Direction:
Read through the data and report every line in which the word "旅游资源独特" occurs.

Task material:
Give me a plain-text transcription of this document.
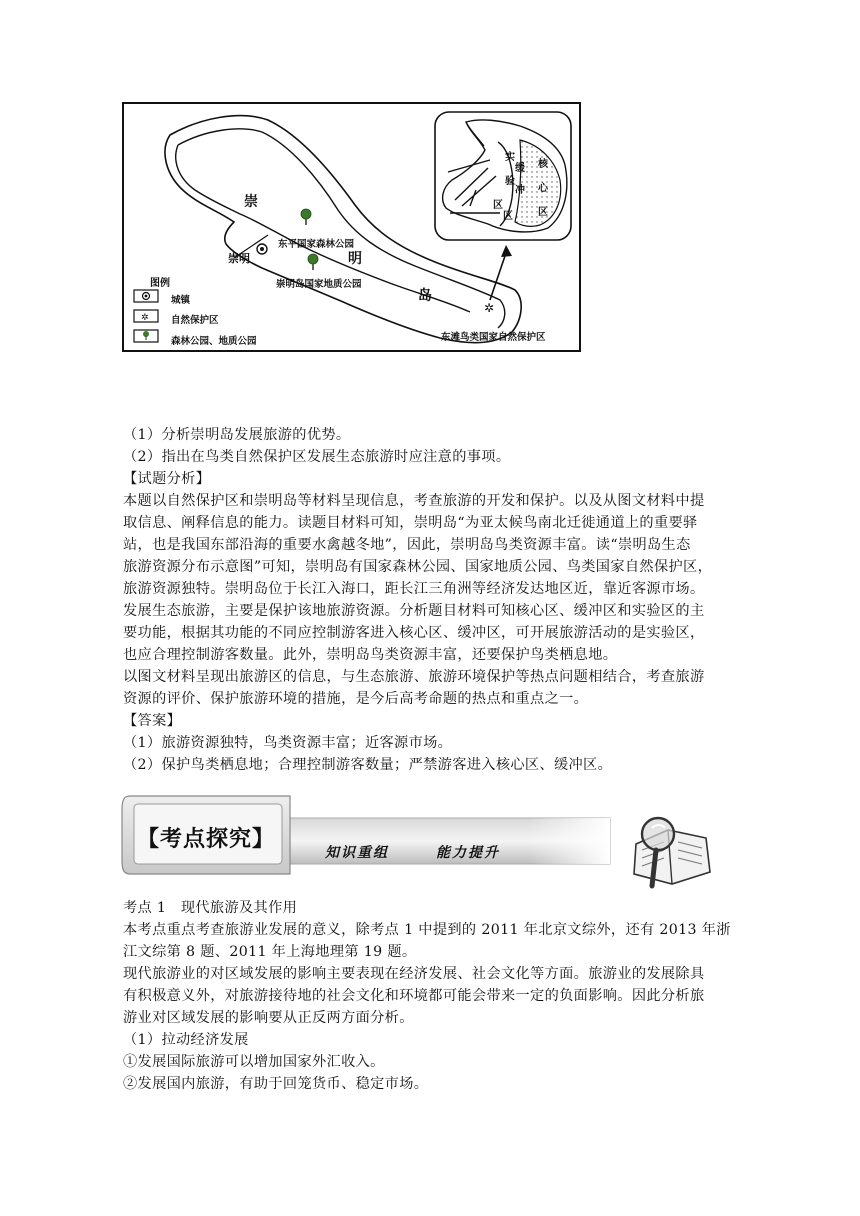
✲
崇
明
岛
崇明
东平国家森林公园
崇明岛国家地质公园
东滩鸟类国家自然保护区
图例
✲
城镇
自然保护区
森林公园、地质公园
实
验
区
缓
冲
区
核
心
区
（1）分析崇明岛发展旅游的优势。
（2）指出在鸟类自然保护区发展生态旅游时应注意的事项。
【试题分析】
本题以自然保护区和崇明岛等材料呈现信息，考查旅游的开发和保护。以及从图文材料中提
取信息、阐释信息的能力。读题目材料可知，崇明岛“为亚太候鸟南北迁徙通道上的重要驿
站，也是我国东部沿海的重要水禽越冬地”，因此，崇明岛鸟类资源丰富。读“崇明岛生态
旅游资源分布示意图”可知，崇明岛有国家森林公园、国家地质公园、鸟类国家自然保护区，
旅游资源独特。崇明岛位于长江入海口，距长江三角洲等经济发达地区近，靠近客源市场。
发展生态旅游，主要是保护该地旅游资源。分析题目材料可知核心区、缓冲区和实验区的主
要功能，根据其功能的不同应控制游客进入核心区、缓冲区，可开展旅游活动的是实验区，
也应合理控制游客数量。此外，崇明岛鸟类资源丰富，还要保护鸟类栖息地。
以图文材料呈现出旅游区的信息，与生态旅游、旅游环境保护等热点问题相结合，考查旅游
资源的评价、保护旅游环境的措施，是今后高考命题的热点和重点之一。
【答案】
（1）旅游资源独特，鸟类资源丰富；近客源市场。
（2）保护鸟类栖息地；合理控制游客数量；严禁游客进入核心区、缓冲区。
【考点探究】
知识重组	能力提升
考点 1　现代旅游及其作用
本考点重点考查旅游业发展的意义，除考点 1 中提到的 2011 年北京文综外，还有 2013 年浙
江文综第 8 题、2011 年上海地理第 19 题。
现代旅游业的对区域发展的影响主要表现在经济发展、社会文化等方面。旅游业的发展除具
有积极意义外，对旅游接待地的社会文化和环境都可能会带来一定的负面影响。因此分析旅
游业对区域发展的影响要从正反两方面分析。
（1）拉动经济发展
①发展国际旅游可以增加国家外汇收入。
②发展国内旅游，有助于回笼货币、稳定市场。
---
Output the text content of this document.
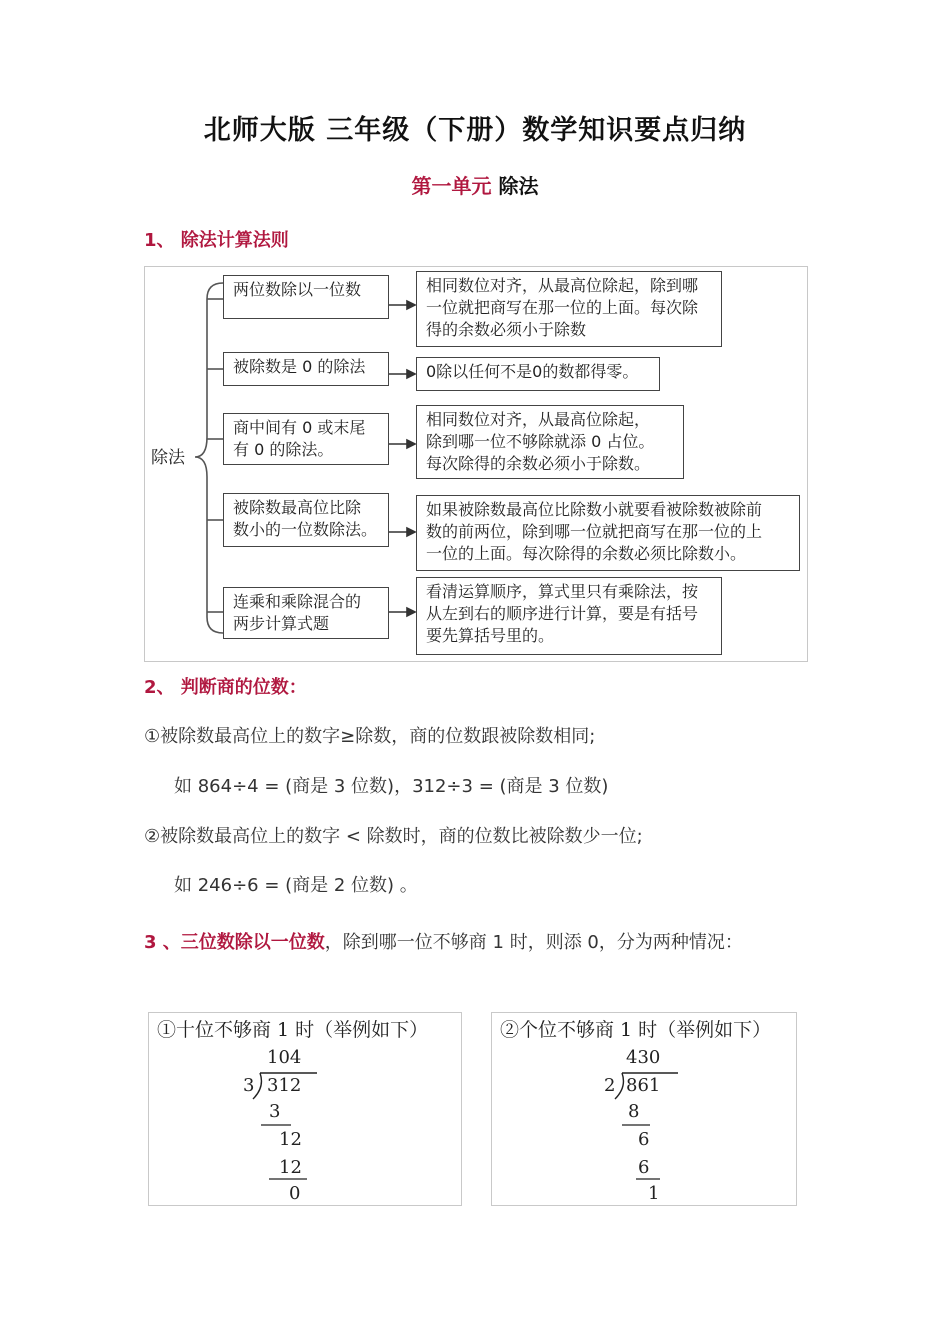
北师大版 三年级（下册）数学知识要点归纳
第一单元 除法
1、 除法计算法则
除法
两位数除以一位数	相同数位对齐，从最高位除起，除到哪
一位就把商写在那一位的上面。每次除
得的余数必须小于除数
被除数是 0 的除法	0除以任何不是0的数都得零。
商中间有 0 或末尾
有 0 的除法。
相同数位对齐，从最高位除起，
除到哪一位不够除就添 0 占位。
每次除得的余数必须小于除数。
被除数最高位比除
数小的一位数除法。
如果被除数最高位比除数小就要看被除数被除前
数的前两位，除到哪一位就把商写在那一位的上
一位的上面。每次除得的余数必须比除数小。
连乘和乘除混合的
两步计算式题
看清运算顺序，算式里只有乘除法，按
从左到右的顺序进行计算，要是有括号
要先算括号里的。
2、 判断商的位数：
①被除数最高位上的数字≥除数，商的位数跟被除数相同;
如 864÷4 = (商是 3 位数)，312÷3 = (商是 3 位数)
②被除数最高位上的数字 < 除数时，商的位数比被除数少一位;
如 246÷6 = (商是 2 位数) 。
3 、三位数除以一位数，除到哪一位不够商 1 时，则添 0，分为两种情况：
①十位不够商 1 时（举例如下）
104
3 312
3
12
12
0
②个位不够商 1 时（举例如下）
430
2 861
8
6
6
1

Result below:
旅游资源独特。崇明岛位于长江入海口，距长江三角洲等经济发达地区近，靠近客源市场。
（1）旅游资源独特，鸟类资源丰富；近客源市场。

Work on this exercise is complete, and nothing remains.